** THE PROBLEM **
Can you pull out each line of the data below that includes the word "Clear"?

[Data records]
=====
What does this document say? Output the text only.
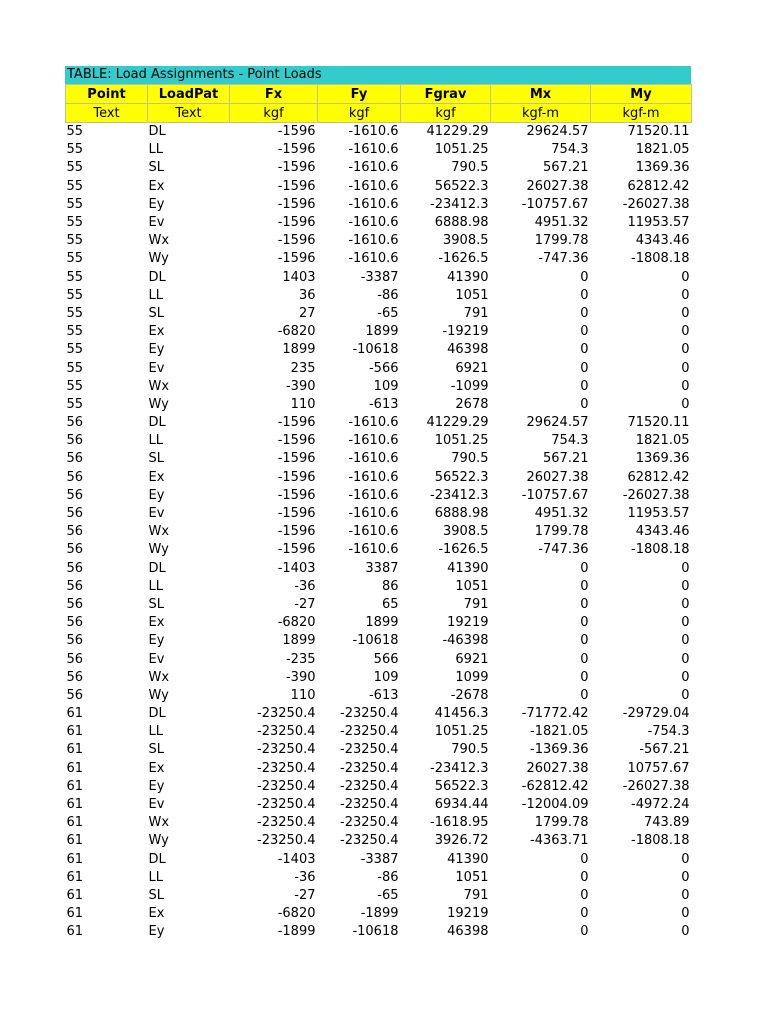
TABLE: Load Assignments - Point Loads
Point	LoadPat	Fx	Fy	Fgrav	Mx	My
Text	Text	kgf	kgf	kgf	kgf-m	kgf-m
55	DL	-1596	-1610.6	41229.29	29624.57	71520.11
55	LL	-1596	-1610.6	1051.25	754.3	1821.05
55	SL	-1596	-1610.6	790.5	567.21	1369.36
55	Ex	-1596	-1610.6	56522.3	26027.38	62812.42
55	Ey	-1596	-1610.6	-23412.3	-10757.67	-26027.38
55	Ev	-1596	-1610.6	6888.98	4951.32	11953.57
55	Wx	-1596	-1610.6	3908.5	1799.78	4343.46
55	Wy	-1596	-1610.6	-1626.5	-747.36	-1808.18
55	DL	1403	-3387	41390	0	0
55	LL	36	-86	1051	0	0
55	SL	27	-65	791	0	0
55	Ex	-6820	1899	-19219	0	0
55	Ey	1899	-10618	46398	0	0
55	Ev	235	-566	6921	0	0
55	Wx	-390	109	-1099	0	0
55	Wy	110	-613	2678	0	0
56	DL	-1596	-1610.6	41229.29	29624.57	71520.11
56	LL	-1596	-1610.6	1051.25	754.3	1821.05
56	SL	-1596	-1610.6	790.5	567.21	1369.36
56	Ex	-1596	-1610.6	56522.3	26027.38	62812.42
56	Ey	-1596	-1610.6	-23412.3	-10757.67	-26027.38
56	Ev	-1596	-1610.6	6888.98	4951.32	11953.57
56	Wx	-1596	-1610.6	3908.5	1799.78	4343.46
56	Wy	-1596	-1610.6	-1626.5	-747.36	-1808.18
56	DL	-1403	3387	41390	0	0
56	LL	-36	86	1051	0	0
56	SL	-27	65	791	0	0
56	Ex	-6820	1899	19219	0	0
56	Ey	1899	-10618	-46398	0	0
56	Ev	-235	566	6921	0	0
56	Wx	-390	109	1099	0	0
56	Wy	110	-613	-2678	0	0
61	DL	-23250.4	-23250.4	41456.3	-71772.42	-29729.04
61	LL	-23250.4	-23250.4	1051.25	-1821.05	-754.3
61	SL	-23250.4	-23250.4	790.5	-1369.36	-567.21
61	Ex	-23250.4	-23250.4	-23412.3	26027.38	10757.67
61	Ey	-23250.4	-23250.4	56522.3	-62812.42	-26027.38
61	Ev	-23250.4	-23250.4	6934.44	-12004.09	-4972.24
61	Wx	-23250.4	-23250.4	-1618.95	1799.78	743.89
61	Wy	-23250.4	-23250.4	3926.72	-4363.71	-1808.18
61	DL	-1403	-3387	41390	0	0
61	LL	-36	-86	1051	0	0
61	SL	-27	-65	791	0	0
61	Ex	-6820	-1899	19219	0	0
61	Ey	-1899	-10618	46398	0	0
=====
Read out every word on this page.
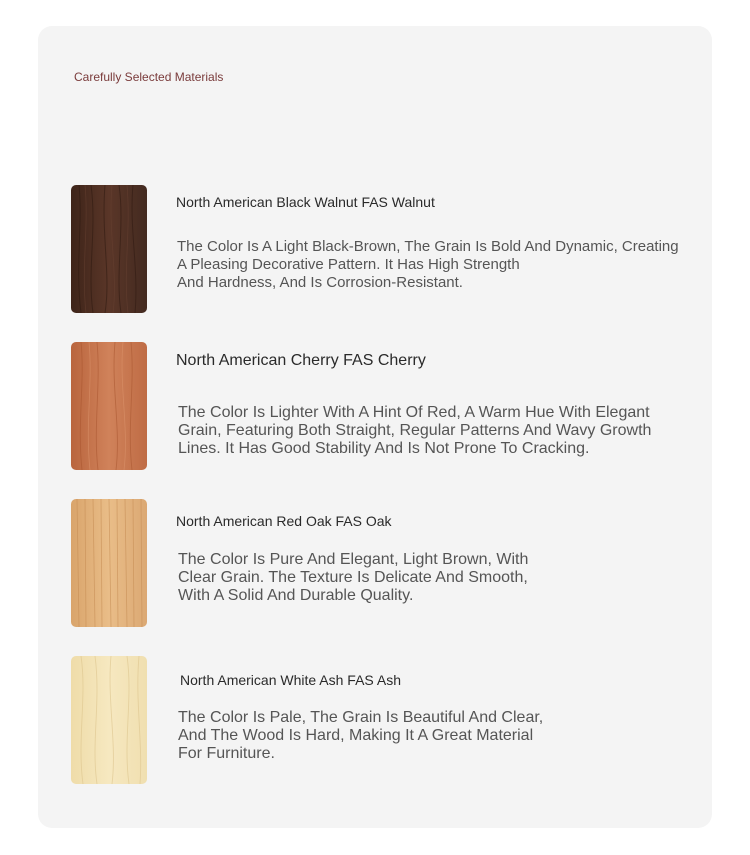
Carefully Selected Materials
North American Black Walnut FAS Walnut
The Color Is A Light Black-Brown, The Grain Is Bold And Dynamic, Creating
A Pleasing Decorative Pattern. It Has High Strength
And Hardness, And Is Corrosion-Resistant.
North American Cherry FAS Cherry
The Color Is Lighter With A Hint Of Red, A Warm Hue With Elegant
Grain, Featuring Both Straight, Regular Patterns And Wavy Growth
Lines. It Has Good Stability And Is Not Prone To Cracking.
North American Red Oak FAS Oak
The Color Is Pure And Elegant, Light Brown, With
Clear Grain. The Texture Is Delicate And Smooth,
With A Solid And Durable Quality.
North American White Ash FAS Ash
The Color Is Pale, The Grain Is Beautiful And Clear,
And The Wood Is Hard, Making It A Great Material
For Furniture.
=====
** ANSWER TO THE TASK **
Clear Grain. The Texture Is Delicate And Smooth,
The Color Is Pale, The Grain Is Beautiful And Clear,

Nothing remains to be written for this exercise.